*EXERCISE GOAL:*
Everything in the listing below must be duplicated exactly.
************
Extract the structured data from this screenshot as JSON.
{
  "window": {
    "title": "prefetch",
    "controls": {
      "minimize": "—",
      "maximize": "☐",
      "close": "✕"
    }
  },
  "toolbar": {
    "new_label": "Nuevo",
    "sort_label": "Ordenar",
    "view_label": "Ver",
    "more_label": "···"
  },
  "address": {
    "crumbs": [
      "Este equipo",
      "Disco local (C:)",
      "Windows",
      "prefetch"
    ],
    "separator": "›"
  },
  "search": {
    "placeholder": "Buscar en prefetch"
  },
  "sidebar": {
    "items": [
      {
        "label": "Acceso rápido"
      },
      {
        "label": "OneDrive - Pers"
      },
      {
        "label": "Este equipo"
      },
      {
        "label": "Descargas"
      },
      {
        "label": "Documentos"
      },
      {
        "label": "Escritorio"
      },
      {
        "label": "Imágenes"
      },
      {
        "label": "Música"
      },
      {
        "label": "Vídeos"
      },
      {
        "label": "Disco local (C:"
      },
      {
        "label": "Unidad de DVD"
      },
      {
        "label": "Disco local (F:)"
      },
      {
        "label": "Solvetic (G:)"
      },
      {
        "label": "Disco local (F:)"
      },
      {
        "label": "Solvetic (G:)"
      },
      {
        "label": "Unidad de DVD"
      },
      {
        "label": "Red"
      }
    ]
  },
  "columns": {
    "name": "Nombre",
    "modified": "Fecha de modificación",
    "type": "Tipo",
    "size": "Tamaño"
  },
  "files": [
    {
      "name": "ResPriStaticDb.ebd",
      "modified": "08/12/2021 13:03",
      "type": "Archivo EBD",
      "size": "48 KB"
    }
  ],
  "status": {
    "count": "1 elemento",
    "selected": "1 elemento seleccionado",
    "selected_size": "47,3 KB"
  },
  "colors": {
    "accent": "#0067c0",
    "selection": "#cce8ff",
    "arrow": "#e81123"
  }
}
************
*EXERCISE ANSWER:*
Extract the structured data from this screenshot as JSON.
{
  "window": {
    "title": "prefetch",
    "controls": {
      "minimize": "—",
      "maximize": "☐",
      "close": "✕"
    }
  },
  "toolbar": {
    "new_label": "Nuevo",
    "sort_label": "Ordenar",
    "view_label": "Ver",
    "more_label": "···"
  },
  "address": {
    "crumbs": [
      "Este equipo",
      "Disco local (C:)",
      "Windows",
      "prefetch"
    ],
    "separator": "›"
  },
  "search": {
    "placeholder": "Buscar en prefetch"
  },
  "sidebar": {
    "items": [
      {
        "label": "Acceso rápido"
      },
      {
        "label": "OneDrive - Pers"
      },
      {
        "label": "Este equipo"
      },
      {
        "label": "Descargas"
      },
      {
        "label": "Documentos"
      },
      {
        "label": "Escritorio"
      },
      {
        "label": "Imágenes"
      },
      {
        "label": "Música"
      },
      {
        "label": "Vídeos"
      },
      {
        "label": "Disco local (C:"
      },
      {
        "label": "Unidad de DVD"
      },
      {
        "label": "Disco local (F:)"
      },
      {
        "label": "Solvetic (G:)"
      },
      {
        "label": "Disco local (F:)"
      },
      {
        "label": "Solvetic (G:)"
      },
      {
        "label": "Unidad de DVD"
      },
      {
        "label": "Red"
      }
    ]
  },
  "columns": {
    "name": "Nombre",
    "modified": "Fecha de modificación",
    "type": "Tipo",
    "size": "Tamaño"
  },
  "files": [
    {
      "name": "ResPriStaticDb.ebd",
      "modified": "08/12/2021 13:03",
      "type": "Archivo EBD",
      "size": "48 KB"
    }
  ],
  "status": {
    "count": "1 elemento",
    "selected": "1 elemento seleccionado",
    "selected_size": "47,3 KB"
  },
  "colors": {
    "accent": "#0067c0",
    "selection": "#cce8ff",
    "arrow": "#e81123"
  }
}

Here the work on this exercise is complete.